### Required task
Below are records; count the lines that contain "سبحانه" and give only the total.

(Entries from a dataset)
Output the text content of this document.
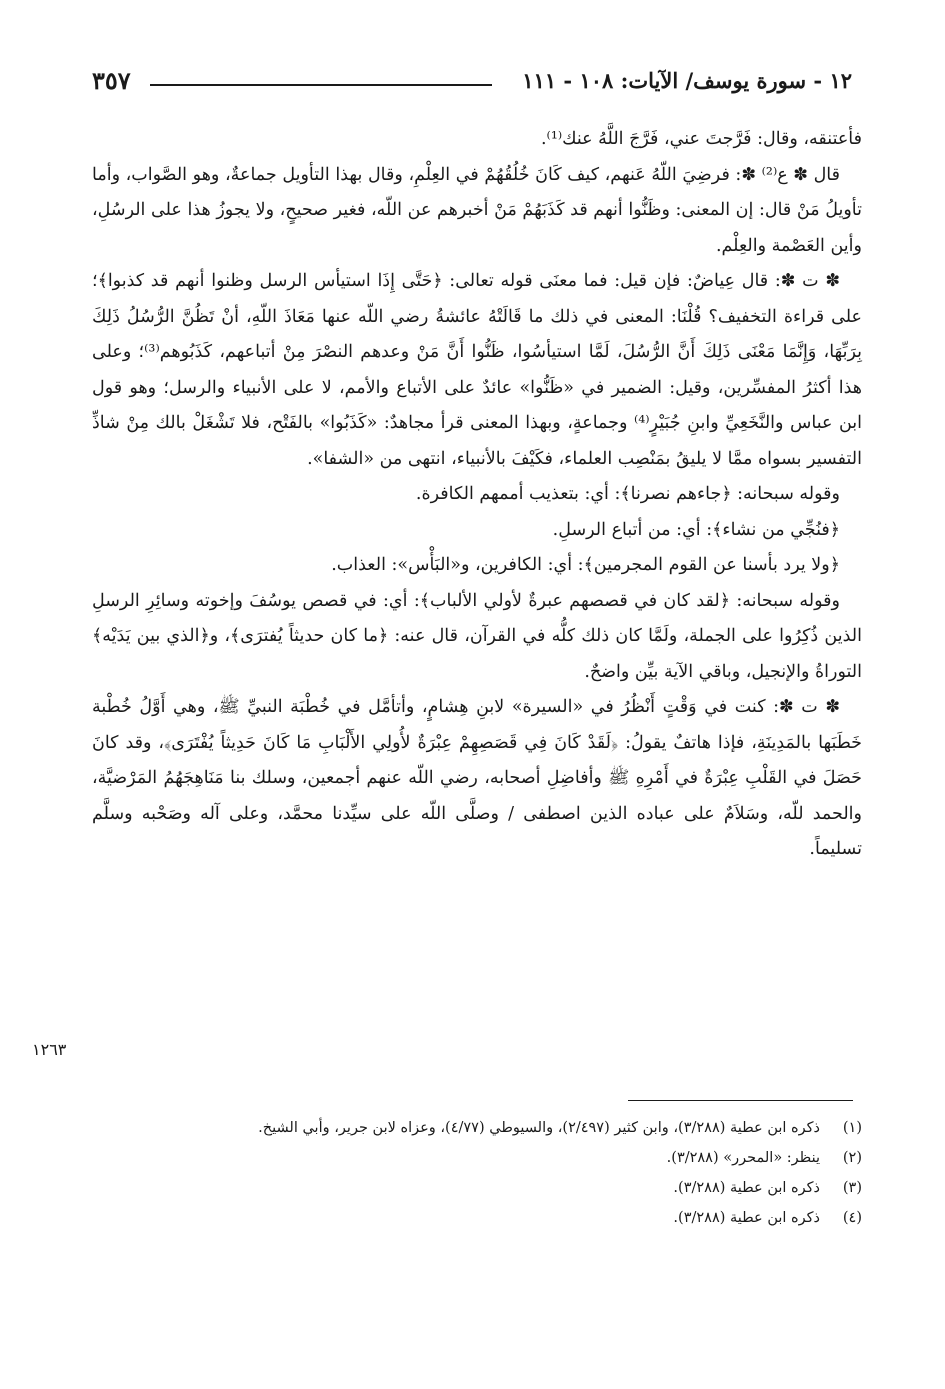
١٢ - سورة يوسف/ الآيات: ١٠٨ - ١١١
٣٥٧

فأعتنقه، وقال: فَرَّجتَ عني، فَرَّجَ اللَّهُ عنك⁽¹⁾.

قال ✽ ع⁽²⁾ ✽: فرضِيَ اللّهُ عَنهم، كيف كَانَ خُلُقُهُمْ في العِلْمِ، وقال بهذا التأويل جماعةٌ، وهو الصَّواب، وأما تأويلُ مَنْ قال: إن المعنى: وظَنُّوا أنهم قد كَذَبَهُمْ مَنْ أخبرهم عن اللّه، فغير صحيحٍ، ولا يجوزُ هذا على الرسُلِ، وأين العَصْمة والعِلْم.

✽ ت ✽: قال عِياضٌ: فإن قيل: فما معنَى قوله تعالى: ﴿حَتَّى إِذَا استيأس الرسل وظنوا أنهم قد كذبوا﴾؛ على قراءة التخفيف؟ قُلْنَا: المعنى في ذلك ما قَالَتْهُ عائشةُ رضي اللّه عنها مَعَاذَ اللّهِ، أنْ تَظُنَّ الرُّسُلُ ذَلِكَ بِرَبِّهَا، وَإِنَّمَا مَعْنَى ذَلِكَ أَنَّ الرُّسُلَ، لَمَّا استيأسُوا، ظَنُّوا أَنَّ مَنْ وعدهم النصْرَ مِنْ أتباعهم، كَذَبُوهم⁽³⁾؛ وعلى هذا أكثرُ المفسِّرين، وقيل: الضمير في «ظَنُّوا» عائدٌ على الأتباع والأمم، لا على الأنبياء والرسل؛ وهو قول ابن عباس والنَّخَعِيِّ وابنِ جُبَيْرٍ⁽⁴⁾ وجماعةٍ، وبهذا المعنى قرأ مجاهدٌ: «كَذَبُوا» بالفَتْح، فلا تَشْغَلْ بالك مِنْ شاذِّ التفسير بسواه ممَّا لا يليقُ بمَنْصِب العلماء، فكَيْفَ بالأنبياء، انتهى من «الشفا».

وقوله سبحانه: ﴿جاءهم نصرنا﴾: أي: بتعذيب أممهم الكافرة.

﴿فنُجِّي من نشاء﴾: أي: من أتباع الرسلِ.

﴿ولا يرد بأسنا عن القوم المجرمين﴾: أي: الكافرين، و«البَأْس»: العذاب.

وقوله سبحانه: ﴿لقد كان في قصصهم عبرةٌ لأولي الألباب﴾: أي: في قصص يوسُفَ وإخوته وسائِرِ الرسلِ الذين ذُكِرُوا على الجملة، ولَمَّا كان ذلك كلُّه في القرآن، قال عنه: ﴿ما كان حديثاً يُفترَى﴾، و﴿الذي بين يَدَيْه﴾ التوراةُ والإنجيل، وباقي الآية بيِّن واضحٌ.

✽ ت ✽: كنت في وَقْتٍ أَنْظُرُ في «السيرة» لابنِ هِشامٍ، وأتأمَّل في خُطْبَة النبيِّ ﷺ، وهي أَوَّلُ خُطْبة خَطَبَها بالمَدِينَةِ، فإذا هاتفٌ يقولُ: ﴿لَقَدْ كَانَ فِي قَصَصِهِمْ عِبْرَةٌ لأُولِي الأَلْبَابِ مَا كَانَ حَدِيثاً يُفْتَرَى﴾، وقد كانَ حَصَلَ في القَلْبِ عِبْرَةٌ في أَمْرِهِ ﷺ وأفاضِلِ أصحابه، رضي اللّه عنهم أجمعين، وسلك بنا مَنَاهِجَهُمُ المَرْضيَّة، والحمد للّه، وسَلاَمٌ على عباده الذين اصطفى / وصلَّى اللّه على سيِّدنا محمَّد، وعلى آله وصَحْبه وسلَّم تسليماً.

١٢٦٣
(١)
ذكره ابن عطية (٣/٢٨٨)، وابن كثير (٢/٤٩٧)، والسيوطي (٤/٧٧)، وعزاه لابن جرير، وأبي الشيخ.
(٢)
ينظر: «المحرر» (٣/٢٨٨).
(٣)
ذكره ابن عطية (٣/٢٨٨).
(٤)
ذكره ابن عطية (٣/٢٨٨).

### Result of this exercise
2